Objective —
Copy each line in the data that includes the word "айнымалысын".

————————

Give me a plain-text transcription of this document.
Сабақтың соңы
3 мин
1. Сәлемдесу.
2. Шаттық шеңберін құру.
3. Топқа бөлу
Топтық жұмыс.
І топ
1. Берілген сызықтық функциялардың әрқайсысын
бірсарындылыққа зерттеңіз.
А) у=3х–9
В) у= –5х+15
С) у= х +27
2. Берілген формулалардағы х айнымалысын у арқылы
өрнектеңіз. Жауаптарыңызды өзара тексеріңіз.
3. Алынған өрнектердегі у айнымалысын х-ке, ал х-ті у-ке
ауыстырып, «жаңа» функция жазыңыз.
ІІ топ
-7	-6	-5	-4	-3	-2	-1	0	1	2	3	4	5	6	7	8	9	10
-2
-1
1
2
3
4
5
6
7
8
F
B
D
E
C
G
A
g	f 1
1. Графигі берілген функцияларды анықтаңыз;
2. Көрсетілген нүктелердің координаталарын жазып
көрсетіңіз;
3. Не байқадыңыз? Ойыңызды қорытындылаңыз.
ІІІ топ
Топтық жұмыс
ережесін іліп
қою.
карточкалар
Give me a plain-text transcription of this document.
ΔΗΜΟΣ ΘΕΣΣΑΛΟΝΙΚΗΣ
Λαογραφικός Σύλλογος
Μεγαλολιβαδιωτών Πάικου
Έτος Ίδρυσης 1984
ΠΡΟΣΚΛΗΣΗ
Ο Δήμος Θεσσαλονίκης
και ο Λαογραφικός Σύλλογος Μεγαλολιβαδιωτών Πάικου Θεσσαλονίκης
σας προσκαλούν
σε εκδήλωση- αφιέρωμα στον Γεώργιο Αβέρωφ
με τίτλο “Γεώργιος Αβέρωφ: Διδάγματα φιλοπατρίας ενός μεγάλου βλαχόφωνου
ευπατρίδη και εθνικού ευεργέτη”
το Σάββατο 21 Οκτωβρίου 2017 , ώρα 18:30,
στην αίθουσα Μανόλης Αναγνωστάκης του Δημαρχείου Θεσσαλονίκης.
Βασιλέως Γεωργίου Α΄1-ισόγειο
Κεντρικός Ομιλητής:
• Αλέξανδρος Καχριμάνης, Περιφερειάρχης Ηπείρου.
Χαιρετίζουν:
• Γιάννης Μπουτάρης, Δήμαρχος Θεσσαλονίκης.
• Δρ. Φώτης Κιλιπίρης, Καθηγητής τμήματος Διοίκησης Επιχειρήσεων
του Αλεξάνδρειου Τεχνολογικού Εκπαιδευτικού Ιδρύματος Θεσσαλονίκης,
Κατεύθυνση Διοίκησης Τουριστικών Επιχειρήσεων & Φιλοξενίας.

————————

Exercise answer —
2. Берілген формулалардағы х айнымалысын у арқылы
3. Алынған өрнектердегі у айнымалысын х-ке, ал х-ті у-ке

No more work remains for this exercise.